Below is a set of records; print all of them exactly as written.

Collected data entries:
══════════════════════════════

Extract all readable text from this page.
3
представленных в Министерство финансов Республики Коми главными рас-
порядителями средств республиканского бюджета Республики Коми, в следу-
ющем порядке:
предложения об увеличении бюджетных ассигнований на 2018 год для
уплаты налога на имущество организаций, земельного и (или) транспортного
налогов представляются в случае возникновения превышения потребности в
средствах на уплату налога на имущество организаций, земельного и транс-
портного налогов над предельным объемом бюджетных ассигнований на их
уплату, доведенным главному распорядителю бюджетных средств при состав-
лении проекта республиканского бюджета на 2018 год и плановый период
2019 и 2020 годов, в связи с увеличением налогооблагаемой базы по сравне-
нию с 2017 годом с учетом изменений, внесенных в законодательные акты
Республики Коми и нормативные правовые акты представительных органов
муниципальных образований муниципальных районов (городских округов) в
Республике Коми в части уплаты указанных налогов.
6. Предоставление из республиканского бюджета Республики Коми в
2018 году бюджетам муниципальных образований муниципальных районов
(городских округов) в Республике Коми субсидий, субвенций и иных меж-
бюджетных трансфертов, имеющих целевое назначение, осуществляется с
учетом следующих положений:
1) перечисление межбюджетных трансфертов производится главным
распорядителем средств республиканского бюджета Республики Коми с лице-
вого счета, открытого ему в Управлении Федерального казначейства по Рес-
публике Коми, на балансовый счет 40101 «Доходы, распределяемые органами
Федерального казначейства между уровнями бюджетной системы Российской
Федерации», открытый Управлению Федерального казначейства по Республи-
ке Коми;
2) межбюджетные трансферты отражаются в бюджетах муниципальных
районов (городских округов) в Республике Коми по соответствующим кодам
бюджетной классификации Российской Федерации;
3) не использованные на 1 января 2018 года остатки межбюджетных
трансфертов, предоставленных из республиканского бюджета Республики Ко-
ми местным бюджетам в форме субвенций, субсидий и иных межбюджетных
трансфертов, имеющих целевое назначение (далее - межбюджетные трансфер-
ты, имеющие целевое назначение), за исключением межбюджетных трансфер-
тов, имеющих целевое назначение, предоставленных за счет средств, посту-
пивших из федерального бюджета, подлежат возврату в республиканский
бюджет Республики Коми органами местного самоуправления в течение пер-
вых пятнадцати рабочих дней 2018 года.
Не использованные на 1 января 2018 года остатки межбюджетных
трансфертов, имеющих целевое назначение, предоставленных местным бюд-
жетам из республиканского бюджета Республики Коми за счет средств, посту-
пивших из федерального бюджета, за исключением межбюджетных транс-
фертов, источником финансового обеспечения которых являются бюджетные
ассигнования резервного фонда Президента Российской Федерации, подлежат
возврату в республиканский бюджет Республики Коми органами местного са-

══════════════════════════════

■ Solution for this exercise
Extract all readable text from this page.
3
представленных в Министерство финансов Республики Коми главными рас-
порядителями средств республиканского бюджета Республики Коми, в следу-
ющем порядке:
предложения об увеличении бюджетных ассигнований на 2018 год для
уплаты налога на имущество организаций, земельного и (или) транспортного
налогов представляются в случае возникновения превышения потребности в
средствах на уплату налога на имущество организаций, земельного и транс-
портного налогов над предельным объемом бюджетных ассигнований на их
уплату, доведенным главному распорядителю бюджетных средств при состав-
лении проекта республиканского бюджета на 2018 год и плановый период
2019 и 2020 годов, в связи с увеличением налогооблагаемой базы по сравне-
нию с 2017 годом с учетом изменений, внесенных в законодательные акты
Республики Коми и нормативные правовые акты представительных органов
муниципальных образований муниципальных районов (городских округов) в
Республике Коми в части уплаты указанных налогов.
6. Предоставление из республиканского бюджета Республики Коми в
2018 году бюджетам муниципальных образований муниципальных районов
(городских округов) в Республике Коми субсидий, субвенций и иных меж-
бюджетных трансфертов, имеющих целевое назначение, осуществляется с
учетом следующих положений:
1) перечисление межбюджетных трансфертов производится главным
распорядителем средств республиканского бюджета Республики Коми с лице-
вого счета, открытого ему в Управлении Федерального казначейства по Рес-
публике Коми, на балансовый счет 40101 «Доходы, распределяемые органами
Федерального казначейства между уровнями бюджетной системы Российской
Федерации», открытый Управлению Федерального казначейства по Республи-
ке Коми;
2) межбюджетные трансферты отражаются в бюджетах муниципальных
районов (городских округов) в Республике Коми по соответствующим кодам
бюджетной классификации Российской Федерации;
3) не использованные на 1 января 2018 года остатки межбюджетных
трансфертов, предоставленных из республиканского бюджета Республики Ко-
ми местным бюджетам в форме субвенций, субсидий и иных межбюджетных
трансфертов, имеющих целевое назначение (далее - межбюджетные трансфер-
ты, имеющие целевое назначение), за исключением межбюджетных трансфер-
тов, имеющих целевое назначение, предоставленных за счет средств, посту-
пивших из федерального бюджета, подлежат возврату в республиканский
бюджет Республики Коми органами местного самоуправления в течение пер-
вых пятнадцати рабочих дней 2018 года.
Не использованные на 1 января 2018 года остатки межбюджетных
трансфертов, имеющих целевое назначение, предоставленных местным бюд-
жетам из республиканского бюджета Республики Коми за счет средств, посту-
пивших из федерального бюджета, за исключением межбюджетных транс-
фертов, источником финансового обеспечения которых являются бюджетные
ассигнования резервного фонда Президента Российской Федерации, подлежат
возврату в республиканский бюджет Республики Коми органами местного са-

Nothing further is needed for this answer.